_The exercise_
Reproduce each of the lines word for word.

_Input data_
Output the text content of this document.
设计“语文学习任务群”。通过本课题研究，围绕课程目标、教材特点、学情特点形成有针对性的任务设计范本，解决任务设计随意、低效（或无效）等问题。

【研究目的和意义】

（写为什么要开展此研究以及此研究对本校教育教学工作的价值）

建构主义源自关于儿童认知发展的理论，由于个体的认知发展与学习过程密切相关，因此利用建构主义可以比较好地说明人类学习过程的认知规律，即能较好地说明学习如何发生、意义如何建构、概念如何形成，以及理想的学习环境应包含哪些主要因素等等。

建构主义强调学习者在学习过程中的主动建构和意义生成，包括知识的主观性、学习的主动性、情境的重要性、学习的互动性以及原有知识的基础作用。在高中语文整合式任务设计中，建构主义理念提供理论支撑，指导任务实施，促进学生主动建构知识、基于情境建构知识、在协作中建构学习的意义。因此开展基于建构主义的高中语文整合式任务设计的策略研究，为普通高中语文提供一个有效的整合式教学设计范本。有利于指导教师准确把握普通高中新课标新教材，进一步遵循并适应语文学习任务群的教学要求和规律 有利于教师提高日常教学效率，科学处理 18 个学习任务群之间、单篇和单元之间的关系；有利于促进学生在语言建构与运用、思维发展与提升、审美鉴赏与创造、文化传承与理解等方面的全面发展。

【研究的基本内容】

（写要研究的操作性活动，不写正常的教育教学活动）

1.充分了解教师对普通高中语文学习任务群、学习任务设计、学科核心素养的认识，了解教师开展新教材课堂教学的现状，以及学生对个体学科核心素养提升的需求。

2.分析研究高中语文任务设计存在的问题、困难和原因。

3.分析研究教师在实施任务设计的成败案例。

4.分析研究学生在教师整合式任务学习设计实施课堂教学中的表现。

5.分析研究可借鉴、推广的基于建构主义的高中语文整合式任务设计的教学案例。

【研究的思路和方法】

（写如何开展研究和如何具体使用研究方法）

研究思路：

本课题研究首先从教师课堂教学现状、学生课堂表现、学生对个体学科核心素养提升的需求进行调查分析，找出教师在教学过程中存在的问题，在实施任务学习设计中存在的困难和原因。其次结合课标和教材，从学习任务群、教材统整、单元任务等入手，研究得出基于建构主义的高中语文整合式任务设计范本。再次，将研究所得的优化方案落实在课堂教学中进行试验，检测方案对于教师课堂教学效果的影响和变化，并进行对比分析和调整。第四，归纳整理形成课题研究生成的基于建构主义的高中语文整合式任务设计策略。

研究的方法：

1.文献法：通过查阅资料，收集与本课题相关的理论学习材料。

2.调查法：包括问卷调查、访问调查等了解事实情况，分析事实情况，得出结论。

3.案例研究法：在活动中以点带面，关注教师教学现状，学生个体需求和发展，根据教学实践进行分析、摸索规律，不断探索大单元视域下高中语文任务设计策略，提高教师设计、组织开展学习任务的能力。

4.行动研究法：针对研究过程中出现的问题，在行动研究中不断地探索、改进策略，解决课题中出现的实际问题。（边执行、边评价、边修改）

_Answer for this exercise_
Output the text content of this document.
设计“语文学习任务群”。通过本课题研究，围绕课程目标、教材特点、学情特点形成有针对性的任务设计范本，解决任务设计随意、低效（或无效）等问题。

【研究目的和意义】

（写为什么要开展此研究以及此研究对本校教育教学工作的价值）

建构主义源自关于儿童认知发展的理论，由于个体的认知发展与学习过程密切相关，因此利用建构主义可以比较好地说明人类学习过程的认知规律，即能较好地说明学习如何发生、意义如何建构、概念如何形成，以及理想的学习环境应包含哪些主要因素等等。

建构主义强调学习者在学习过程中的主动建构和意义生成，包括知识的主观性、学习的主动性、情境的重要性、学习的互动性以及原有知识的基础作用。在高中语文整合式任务设计中，建构主义理念提供理论支撑，指导任务实施，促进学生主动建构知识、基于情境建构知识、在协作中建构学习的意义。因此开展基于建构主义的高中语文整合式任务设计的策略研究，为普通高中语文提供一个有效的整合式教学设计范本。有利于指导教师准确把握普通高中新课标新教材，进一步遵循并适应语文学习任务群的教学要求和规律 有利于教师提高日常教学效率，科学处理 18 个学习任务群之间、单篇和单元之间的关系；有利于促进学生在语言建构与运用、思维发展与提升、审美鉴赏与创造、文化传承与理解等方面的全面发展。

【研究的基本内容】

（写要研究的操作性活动，不写正常的教育教学活动）

1.充分了解教师对普通高中语文学习任务群、学习任务设计、学科核心素养的认识，了解教师开展新教材课堂教学的现状，以及学生对个体学科核心素养提升的需求。

2.分析研究高中语文任务设计存在的问题、困难和原因。

3.分析研究教师在实施任务设计的成败案例。

4.分析研究学生在教师整合式任务学习设计实施课堂教学中的表现。

5.分析研究可借鉴、推广的基于建构主义的高中语文整合式任务设计的教学案例。

【研究的思路和方法】

（写如何开展研究和如何具体使用研究方法）

研究思路：

本课题研究首先从教师课堂教学现状、学生课堂表现、学生对个体学科核心素养提升的需求进行调查分析，找出教师在教学过程中存在的问题，在实施任务学习设计中存在的困难和原因。其次结合课标和教材，从学习任务群、教材统整、单元任务等入手，研究得出基于建构主义的高中语文整合式任务设计范本。再次，将研究所得的优化方案落实在课堂教学中进行试验，检测方案对于教师课堂教学效果的影响和变化，并进行对比分析和调整。第四，归纳整理形成课题研究生成的基于建构主义的高中语文整合式任务设计策略。

研究的方法：

1.文献法：通过查阅资料，收集与本课题相关的理论学习材料。

2.调查法：包括问卷调查、访问调查等了解事实情况，分析事实情况，得出结论。

3.案例研究法：在活动中以点带面，关注教师教学现状，学生个体需求和发展，根据教学实践进行分析、摸索规律，不断探索大单元视域下高中语文任务设计策略，提高教师设计、组织开展学习任务的能力。

4.行动研究法：针对研究过程中出现的问题，在行动研究中不断地探索、改进策略，解决课题中出现的实际问题。（边执行、边评价、边修改）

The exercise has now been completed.